• **Supplied information**
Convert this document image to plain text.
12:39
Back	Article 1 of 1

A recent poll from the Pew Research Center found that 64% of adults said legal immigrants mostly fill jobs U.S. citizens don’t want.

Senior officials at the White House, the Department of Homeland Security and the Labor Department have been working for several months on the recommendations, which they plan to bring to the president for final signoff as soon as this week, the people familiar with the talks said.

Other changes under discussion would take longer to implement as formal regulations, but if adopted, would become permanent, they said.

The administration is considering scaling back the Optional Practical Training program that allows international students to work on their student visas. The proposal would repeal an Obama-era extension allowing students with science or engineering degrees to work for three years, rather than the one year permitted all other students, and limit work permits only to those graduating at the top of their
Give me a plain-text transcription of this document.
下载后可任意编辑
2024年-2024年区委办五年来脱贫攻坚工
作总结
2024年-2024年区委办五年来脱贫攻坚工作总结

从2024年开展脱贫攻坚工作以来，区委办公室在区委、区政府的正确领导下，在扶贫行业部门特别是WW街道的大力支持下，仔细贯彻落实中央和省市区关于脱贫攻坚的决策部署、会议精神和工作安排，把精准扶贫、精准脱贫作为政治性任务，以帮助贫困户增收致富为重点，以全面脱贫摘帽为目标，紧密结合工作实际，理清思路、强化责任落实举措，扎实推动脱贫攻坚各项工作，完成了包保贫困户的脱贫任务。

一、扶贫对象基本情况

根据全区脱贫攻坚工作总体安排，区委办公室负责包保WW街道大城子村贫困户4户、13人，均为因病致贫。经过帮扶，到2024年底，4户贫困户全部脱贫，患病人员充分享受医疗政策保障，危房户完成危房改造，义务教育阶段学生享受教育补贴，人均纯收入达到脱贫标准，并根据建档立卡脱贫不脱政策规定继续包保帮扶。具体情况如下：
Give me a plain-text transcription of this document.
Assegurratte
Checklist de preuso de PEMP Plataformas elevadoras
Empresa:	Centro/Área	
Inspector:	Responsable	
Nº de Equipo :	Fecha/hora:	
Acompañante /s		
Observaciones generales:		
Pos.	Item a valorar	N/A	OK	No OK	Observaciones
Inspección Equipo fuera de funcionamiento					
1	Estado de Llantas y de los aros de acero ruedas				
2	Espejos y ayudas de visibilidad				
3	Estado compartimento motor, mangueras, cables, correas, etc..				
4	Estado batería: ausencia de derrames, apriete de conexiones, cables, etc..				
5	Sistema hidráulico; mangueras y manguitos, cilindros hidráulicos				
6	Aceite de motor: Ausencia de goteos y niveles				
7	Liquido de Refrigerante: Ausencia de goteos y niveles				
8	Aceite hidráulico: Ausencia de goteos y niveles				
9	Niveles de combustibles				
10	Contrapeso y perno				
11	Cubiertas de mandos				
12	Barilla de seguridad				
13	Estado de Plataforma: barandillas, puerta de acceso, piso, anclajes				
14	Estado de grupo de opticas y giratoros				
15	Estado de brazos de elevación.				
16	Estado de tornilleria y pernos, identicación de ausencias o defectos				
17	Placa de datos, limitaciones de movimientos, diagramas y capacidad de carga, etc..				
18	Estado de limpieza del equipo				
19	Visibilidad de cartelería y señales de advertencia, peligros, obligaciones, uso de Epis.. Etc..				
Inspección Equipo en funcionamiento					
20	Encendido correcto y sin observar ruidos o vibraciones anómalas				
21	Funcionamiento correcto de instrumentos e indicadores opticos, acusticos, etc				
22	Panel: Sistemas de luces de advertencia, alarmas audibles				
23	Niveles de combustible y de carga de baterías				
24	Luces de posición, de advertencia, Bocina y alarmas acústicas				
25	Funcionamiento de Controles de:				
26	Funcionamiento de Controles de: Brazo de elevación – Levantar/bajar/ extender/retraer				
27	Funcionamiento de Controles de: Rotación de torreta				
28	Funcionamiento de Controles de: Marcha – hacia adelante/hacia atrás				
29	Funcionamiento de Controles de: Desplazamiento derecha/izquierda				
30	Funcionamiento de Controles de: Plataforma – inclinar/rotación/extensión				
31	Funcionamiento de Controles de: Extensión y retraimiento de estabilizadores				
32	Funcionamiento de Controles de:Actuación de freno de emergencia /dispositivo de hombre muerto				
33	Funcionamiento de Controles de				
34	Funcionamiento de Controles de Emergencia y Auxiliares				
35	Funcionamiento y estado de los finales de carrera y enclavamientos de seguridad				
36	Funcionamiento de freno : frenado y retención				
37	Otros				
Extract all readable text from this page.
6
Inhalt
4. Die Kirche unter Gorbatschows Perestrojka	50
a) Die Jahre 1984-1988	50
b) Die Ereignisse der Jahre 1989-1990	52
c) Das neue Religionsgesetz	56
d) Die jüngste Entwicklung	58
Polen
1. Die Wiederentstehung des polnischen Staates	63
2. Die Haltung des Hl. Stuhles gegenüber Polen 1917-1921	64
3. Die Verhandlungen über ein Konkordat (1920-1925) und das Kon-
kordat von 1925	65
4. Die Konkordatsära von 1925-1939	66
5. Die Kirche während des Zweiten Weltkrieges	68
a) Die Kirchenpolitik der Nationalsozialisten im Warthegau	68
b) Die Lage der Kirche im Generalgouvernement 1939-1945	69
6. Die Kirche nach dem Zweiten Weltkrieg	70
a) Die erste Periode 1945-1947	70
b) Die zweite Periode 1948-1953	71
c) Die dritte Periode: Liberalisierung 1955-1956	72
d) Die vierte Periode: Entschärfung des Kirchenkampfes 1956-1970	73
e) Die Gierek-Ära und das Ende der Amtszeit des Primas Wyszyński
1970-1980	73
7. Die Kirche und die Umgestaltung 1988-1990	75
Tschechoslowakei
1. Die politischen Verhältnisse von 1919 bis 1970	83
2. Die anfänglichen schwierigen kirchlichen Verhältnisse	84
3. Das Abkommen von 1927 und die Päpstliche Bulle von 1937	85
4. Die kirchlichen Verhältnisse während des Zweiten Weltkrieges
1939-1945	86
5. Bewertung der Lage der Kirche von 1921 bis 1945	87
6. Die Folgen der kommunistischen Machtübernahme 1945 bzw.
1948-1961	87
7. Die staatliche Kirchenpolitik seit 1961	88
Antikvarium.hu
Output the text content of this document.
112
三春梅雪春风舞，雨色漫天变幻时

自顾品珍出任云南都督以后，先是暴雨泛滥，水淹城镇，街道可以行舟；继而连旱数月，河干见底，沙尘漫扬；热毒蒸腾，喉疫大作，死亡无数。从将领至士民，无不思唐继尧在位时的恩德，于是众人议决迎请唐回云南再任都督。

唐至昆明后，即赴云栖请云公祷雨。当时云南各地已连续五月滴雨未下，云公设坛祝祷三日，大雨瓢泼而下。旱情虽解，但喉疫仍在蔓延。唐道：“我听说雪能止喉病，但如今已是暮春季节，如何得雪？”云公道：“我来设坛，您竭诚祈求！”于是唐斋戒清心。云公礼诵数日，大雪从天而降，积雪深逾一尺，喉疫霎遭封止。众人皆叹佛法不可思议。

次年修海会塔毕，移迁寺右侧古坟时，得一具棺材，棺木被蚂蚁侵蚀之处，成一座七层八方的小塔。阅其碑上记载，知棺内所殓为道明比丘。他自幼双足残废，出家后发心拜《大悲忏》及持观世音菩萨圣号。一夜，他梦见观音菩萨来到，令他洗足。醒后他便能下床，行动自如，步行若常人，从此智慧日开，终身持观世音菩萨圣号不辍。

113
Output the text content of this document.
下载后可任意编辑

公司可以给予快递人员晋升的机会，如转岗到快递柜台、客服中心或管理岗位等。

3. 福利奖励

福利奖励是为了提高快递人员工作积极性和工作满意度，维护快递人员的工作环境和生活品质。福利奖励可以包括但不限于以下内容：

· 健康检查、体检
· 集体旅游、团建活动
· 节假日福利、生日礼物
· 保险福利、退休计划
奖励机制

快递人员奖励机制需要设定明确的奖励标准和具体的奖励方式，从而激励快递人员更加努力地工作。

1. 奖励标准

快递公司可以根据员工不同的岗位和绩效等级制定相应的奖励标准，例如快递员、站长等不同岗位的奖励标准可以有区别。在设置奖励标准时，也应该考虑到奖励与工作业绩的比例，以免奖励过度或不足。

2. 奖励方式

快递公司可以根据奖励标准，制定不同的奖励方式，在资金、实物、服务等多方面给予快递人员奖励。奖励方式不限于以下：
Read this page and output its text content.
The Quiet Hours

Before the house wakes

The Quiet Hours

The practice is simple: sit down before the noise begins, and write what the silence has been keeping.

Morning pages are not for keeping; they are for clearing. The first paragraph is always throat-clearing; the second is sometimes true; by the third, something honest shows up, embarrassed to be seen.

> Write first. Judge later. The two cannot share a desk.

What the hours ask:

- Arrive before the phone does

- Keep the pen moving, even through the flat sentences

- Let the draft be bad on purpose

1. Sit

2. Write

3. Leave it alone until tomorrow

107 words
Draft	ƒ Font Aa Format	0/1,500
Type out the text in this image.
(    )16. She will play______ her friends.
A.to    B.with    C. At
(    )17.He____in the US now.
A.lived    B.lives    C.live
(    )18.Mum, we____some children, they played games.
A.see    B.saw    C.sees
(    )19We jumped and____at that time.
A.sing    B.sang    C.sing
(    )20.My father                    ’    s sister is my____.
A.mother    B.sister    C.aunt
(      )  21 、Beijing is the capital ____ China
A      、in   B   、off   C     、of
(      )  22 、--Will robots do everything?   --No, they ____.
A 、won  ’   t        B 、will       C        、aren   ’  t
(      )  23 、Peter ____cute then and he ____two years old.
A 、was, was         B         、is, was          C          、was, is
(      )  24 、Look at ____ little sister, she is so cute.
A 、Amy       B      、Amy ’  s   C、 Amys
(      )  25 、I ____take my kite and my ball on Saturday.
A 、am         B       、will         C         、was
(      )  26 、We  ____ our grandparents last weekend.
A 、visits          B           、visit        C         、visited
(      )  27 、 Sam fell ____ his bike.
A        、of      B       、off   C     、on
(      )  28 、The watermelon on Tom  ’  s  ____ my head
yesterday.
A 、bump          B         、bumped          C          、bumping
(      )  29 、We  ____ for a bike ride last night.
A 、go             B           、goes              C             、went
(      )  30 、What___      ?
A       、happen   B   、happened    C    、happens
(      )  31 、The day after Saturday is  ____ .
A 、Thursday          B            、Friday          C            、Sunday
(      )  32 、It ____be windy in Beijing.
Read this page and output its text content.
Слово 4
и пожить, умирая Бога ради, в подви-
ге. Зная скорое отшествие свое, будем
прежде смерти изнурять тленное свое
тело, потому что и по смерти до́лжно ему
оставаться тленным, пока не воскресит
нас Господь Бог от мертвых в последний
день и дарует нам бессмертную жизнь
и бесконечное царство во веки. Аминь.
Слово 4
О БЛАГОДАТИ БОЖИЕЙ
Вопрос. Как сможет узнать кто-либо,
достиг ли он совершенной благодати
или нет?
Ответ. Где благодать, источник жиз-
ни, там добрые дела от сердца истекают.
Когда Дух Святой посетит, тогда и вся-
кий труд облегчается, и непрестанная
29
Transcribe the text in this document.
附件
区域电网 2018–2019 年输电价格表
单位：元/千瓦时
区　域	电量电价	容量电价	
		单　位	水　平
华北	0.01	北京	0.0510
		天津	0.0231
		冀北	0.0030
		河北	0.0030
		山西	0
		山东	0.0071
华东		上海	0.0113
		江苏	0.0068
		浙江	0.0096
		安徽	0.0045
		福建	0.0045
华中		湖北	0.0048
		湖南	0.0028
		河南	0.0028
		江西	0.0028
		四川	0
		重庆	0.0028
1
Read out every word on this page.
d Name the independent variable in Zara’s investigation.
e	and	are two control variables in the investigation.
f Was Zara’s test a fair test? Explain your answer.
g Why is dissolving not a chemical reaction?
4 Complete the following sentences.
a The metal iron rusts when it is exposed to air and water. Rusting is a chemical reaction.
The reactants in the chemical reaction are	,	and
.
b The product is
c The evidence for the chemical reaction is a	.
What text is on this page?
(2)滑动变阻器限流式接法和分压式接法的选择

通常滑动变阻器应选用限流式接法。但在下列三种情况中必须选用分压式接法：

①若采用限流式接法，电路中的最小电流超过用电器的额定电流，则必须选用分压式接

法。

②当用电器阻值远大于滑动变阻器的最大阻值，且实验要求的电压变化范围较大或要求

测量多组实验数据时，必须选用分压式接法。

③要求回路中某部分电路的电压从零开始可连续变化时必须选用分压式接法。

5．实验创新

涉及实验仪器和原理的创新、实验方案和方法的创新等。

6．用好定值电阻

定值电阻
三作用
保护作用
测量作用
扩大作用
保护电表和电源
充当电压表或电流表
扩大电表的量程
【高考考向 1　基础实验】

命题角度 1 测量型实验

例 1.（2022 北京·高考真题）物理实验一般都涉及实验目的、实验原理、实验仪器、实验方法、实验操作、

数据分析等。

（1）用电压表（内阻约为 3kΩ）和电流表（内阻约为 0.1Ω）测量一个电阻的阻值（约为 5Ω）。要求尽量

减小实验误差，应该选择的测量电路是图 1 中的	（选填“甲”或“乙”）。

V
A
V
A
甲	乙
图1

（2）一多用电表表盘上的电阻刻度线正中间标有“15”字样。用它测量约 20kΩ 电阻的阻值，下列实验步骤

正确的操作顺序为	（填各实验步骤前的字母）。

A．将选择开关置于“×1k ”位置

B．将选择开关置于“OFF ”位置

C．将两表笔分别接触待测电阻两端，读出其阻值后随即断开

• **The exercise**
Pick out each line containing "from" and report it.

• **Exercise answer**
A recent poll from the Pew Research Center found that 64% of adults said legal immigrants mostly fill jobs U.S. citizens don’t want.
Extract all readable text from this page.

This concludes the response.